◆ **Actions to take**:
a – In the article on Gen Z and money, what do the people who agreed with Prem Soni's post believe progress exists to do?
b – Carry the article on Gen Z and money forward from its final sentence.

Gen Z, money, and the "romanticizing of struggle.

By , Editor, Bazaar Watch Published June 29, 2026
Manoj Kumar is a financial markets professional and consultant with over 20 years of experience in trading, market analysis, and financial strategy. He holds an MBA in Finance from CUSAT and a First-Class B.Sc. in Physics from Calicut University. More about Manoj Kumar →

A viral post by X user Prem Soni has ignited a fierce debate about Gen Z, money, and the "romanticizing of struggle."

📝 The Post That Started It All

Soni argued that Gen Z refuses to "suffer for no logical reason". He highlighted the irony of parents who sacrificed for a better future, yet criticize their children for using modern conveniences.

He illustrated this with everyday examples:

· Ordering Groceries: Using Blinkit instead of spending "45 minutes inhaling road dust and fighting a vendor to save ₹12".
· Taking a Cab: Choosing an Uber over "changing three crowded buses".

Soni concluded with a direct plea: "Stop romanticizing poverty-level struggles and let them live in the economy you built for them".

🔥 The Reaction: A Generational Divide

The post drew mixed reactions, splitting largely along generational lines.

Those who agreed argued that valuing time is smart, not lazy. They believe progress exists to eliminate "low-value problems".
The Two Futures Inside One Bank Balance

Let us understand this with a little story.

Friday evening. The salary notification arrives. Sam stares at the number. It's the same as last month. Enough for rent. Enough for groceries. Not enough for the life Sam imagined at twenty-two.

The fridge hums. The phone buzzes with stories of other people's promotions, other people's holidays, other people's houses. Sam scrolls, then stops.

Items listed in a dataset:

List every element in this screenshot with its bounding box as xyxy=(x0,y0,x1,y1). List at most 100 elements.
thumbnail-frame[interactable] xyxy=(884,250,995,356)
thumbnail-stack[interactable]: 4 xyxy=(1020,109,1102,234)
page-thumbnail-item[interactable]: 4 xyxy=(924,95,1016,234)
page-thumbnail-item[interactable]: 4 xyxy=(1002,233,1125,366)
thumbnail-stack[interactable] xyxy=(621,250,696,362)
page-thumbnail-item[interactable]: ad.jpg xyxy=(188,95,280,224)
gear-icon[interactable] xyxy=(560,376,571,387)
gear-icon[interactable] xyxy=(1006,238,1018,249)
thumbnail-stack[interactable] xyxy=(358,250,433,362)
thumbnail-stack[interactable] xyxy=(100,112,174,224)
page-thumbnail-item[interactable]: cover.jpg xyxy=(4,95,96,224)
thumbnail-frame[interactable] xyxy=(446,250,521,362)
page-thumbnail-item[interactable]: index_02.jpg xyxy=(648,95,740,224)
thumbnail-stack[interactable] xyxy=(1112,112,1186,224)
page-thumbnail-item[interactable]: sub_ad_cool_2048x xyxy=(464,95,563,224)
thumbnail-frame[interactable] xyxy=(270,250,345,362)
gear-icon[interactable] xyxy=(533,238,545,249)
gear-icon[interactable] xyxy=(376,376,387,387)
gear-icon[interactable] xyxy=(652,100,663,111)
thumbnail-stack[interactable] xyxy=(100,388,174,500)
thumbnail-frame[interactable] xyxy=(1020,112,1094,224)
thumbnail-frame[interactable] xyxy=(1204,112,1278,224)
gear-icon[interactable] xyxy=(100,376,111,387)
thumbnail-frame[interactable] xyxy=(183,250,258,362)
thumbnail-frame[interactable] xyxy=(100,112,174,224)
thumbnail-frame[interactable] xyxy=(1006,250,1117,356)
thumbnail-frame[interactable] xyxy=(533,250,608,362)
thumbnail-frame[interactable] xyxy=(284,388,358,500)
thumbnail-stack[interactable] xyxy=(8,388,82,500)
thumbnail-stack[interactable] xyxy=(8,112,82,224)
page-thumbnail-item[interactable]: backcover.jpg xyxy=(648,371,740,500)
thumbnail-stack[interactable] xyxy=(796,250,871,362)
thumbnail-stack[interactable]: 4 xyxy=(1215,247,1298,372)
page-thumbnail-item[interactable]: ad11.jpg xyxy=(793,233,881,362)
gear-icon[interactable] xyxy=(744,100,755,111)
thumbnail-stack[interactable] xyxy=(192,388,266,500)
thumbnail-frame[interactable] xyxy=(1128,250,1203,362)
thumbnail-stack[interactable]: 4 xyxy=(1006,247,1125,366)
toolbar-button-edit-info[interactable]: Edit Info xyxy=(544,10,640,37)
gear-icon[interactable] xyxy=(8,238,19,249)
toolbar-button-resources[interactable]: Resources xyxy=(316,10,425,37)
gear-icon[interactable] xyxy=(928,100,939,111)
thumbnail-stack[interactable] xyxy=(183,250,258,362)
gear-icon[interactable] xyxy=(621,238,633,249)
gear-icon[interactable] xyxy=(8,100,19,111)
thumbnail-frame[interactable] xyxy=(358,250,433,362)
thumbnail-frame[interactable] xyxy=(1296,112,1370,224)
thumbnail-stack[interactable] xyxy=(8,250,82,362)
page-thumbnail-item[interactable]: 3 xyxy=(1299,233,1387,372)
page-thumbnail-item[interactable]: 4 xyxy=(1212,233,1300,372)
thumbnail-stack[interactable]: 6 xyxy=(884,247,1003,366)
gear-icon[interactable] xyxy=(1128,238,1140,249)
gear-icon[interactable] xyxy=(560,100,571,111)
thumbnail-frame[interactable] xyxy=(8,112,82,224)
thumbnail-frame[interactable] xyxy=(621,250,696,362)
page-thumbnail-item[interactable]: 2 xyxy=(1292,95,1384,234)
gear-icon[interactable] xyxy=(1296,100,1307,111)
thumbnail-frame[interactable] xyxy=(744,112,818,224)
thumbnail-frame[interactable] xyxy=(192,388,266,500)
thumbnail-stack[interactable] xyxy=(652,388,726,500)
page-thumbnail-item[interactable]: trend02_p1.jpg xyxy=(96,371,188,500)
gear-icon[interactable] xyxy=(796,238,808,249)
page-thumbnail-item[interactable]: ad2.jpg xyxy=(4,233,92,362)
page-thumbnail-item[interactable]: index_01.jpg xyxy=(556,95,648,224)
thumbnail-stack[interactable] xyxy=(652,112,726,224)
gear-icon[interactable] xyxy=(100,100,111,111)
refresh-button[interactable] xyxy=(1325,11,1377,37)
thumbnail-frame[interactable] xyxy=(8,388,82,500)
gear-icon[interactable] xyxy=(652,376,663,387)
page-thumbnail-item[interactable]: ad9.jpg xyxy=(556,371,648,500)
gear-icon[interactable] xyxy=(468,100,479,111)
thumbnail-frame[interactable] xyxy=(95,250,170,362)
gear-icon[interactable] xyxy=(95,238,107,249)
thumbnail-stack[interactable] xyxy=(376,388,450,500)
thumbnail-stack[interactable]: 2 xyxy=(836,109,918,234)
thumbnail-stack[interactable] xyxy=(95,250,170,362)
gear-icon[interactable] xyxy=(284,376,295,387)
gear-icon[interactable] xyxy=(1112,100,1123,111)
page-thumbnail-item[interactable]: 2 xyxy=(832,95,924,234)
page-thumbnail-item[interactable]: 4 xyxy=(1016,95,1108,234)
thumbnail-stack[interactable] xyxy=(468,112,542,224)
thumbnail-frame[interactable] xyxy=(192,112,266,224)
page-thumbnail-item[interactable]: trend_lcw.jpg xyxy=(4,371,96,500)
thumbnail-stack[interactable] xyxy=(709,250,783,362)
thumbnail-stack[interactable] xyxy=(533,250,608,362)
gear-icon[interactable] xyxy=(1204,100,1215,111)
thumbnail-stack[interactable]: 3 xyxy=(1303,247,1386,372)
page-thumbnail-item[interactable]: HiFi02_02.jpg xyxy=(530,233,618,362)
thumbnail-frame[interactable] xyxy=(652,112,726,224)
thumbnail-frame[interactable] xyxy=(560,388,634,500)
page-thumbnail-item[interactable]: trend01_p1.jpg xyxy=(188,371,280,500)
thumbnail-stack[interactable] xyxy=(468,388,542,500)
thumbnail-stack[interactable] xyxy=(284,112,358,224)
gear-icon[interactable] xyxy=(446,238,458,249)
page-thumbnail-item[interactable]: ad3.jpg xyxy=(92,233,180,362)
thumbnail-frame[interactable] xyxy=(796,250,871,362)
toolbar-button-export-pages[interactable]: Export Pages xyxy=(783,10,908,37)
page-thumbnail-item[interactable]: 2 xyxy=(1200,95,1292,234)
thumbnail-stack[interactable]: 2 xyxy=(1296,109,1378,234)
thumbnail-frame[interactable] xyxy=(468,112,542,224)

◆ **Numbered answers**:
a – They believe progress exists to eliminate "low-value problems."

b –
In that pause, a quiet question forms: What is this money actually for?

And in that pause, two versions of Sam begin to walk forward—not in separate rooms, but in the same one, side by side, overlapping like a double exposure.

Sam looks at the number and sees time. Not now—later. A future where rent doesn't feel like a cliff. A version of life where saying "no" to a draining job is a real option. So Sam transfers a small amount into a separate account. Barely moves the needle. But the act feels like planting a seed.

At the same time, Sam looks around and feels the weight of the present. If the big milestones are out of reach, then what matters is this moment. A coffee shared. A meal that feels like a celebration, even if it's simple. So Sam takes a photo of the dinner table—instant noodles, a cracked mug, a sliver of evening light. The caption is raw: "This is what surviving looks like this week."

The free course begins—twenty minutes after work, when the brain is tired and the bed is calling. Friends invite Sam out. Sam declines, gently. "Maybe next week." The invitations come less often after a while. The evenings grow quieter. The progress is invisible—no one claps for a savings account. Sam feels the loneliness pressing against the walls. But also, faintly, a thread of something else. Agency. The future feels slightly less opaque.

Meanwhile, the responses to the photo come fast. Strangers say, "Same here." "You put it into words." "I felt this." The isolation cracks open. Sam is not just surviving anymore—they are being seen. The posts become a ritual. A diary shared with thousands. The comments become a blanket. Validation tastes sweet, and Sam stays hungry an extra hour sometimes just to get the right shot for the next post.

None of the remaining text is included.